(Dataset entries)
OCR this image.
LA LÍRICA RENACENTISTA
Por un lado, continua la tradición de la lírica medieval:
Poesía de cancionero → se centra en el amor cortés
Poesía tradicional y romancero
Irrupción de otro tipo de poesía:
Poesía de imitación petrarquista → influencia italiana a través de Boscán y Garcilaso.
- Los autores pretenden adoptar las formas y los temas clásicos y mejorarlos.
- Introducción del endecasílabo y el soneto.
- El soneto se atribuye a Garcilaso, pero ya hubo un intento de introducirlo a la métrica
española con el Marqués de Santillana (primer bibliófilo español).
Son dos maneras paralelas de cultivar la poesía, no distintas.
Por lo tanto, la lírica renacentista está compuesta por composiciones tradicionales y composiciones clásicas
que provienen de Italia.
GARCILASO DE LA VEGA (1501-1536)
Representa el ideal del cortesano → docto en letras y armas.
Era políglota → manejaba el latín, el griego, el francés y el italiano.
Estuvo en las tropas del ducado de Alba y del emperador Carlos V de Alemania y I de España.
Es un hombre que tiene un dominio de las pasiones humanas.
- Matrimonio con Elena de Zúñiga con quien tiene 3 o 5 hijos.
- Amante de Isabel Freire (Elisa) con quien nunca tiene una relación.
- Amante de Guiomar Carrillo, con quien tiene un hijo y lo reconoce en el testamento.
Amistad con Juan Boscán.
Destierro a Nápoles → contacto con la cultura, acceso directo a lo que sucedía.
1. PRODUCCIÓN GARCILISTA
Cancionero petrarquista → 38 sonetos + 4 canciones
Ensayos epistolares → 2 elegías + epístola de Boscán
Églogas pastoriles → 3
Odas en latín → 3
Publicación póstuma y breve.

Given request:
Reproduce the complete data exactly as presented above.

Answer in full:
OCR this image.
LA LÍRICA RENACENTISTA
Por un lado, continua la tradición de la lírica medieval:
Poesía de cancionero → se centra en el amor cortés
Poesía tradicional y romancero
Irrupción de otro tipo de poesía:
Poesía de imitación petrarquista → influencia italiana a través de Boscán y Garcilaso.
- Los autores pretenden adoptar las formas y los temas clásicos y mejorarlos.
- Introducción del endecasílabo y el soneto.
- El soneto se atribuye a Garcilaso, pero ya hubo un intento de introducirlo a la métrica
española con el Marqués de Santillana (primer bibliófilo español).
Son dos maneras paralelas de cultivar la poesía, no distintas.
Por lo tanto, la lírica renacentista está compuesta por composiciones tradicionales y composiciones clásicas
que provienen de Italia.
GARCILASO DE LA VEGA (1501-1536)
Representa el ideal del cortesano → docto en letras y armas.
Era políglota → manejaba el latín, el griego, el francés y el italiano.
Estuvo en las tropas del ducado de Alba y del emperador Carlos V de Alemania y I de España.
Es un hombre que tiene un dominio de las pasiones humanas.
- Matrimonio con Elena de Zúñiga con quien tiene 3 o 5 hijos.
- Amante de Isabel Freire (Elisa) con quien nunca tiene una relación.
- Amante de Guiomar Carrillo, con quien tiene un hijo y lo reconoce en el testamento.
Amistad con Juan Boscán.
Destierro a Nápoles → contacto con la cultura, acceso directo a lo que sucedía.
1. PRODUCCIÓN GARCILISTA
Cancionero petrarquista → 38 sonetos + 4 canciones
Ensayos epistolares → 2 elegías + epístola de Boscán
Églogas pastoriles → 3
Odas en latín → 3
Publicación póstuma y breve.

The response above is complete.